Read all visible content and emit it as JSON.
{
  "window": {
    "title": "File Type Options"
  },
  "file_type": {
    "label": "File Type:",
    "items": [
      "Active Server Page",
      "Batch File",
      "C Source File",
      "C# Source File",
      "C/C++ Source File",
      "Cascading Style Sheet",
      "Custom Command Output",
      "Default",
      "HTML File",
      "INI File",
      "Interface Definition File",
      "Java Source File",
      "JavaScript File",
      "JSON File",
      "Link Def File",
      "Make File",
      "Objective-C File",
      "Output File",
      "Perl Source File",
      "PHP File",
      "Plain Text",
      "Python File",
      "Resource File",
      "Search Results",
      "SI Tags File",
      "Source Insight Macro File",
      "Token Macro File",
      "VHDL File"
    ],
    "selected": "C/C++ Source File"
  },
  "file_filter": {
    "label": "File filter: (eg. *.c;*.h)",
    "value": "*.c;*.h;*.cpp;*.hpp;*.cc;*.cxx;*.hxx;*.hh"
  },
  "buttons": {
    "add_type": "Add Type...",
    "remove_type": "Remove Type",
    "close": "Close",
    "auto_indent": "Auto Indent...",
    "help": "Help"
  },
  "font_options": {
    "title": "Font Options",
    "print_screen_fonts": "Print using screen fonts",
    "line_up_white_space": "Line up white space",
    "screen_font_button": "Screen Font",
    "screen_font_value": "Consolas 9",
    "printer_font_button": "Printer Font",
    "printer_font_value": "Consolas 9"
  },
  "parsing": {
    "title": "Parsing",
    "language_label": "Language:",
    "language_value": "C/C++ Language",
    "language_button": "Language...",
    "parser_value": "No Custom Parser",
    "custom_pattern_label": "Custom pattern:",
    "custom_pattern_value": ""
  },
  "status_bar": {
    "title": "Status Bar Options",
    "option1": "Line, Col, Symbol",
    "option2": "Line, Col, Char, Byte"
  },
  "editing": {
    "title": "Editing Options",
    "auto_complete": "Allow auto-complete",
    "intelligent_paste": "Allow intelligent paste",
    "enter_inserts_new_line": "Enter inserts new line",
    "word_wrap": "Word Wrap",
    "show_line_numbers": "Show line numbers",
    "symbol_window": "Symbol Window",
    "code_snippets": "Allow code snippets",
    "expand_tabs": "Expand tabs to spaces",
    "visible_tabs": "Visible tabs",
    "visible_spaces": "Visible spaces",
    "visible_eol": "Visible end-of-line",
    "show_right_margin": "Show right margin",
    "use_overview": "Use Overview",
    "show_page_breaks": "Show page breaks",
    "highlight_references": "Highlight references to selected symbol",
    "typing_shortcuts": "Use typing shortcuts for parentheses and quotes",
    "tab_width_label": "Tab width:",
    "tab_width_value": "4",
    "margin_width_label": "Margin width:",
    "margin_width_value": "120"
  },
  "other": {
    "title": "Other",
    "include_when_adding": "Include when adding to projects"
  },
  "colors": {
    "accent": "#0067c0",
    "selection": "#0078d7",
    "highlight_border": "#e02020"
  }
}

━━━━━━━━━━

**Written request:**
Repeat the records above exactly, leaving none out.

**Answer to the problem:**
Read all visible content and emit it as JSON.
{
  "window": {
    "title": "File Type Options"
  },
  "file_type": {
    "label": "File Type:",
    "items": [
      "Active Server Page",
      "Batch File",
      "C Source File",
      "C# Source File",
      "C/C++ Source File",
      "Cascading Style Sheet",
      "Custom Command Output",
      "Default",
      "HTML File",
      "INI File",
      "Interface Definition File",
      "Java Source File",
      "JavaScript File",
      "JSON File",
      "Link Def File",
      "Make File",
      "Objective-C File",
      "Output File",
      "Perl Source File",
      "PHP File",
      "Plain Text",
      "Python File",
      "Resource File",
      "Search Results",
      "SI Tags File",
      "Source Insight Macro File",
      "Token Macro File",
      "VHDL File"
    ],
    "selected": "C/C++ Source File"
  },
  "file_filter": {
    "label": "File filter: (eg. *.c;*.h)",
    "value": "*.c;*.h;*.cpp;*.hpp;*.cc;*.cxx;*.hxx;*.hh"
  },
  "buttons": {
    "add_type": "Add Type...",
    "remove_type": "Remove Type",
    "close": "Close",
    "auto_indent": "Auto Indent...",
    "help": "Help"
  },
  "font_options": {
    "title": "Font Options",
    "print_screen_fonts": "Print using screen fonts",
    "line_up_white_space": "Line up white space",
    "screen_font_button": "Screen Font",
    "screen_font_value": "Consolas 9",
    "printer_font_button": "Printer Font",
    "printer_font_value": "Consolas 9"
  },
  "parsing": {
    "title": "Parsing",
    "language_label": "Language:",
    "language_value": "C/C++ Language",
    "language_button": "Language...",
    "parser_value": "No Custom Parser",
    "custom_pattern_label": "Custom pattern:",
    "custom_pattern_value": ""
  },
  "status_bar": {
    "title": "Status Bar Options",
    "option1": "Line, Col, Symbol",
    "option2": "Line, Col, Char, Byte"
  },
  "editing": {
    "title": "Editing Options",
    "auto_complete": "Allow auto-complete",
    "intelligent_paste": "Allow intelligent paste",
    "enter_inserts_new_line": "Enter inserts new line",
    "word_wrap": "Word Wrap",
    "show_line_numbers": "Show line numbers",
    "symbol_window": "Symbol Window",
    "code_snippets": "Allow code snippets",
    "expand_tabs": "Expand tabs to spaces",
    "visible_tabs": "Visible tabs",
    "visible_spaces": "Visible spaces",
    "visible_eol": "Visible end-of-line",
    "show_right_margin": "Show right margin",
    "use_overview": "Use Overview",
    "show_page_breaks": "Show page breaks",
    "highlight_references": "Highlight references to selected symbol",
    "typing_shortcuts": "Use typing shortcuts for parentheses and quotes",
    "tab_width_label": "Tab width:",
    "tab_width_value": "4",
    "margin_width_label": "Margin width:",
    "margin_width_value": "120"
  },
  "other": {
    "title": "Other",
    "include_when_adding": "Include when adding to projects"
  },
  "colors": {
    "accent": "#0067c0",
    "selection": "#0078d7",
    "highlight_border": "#e02020"
  }
}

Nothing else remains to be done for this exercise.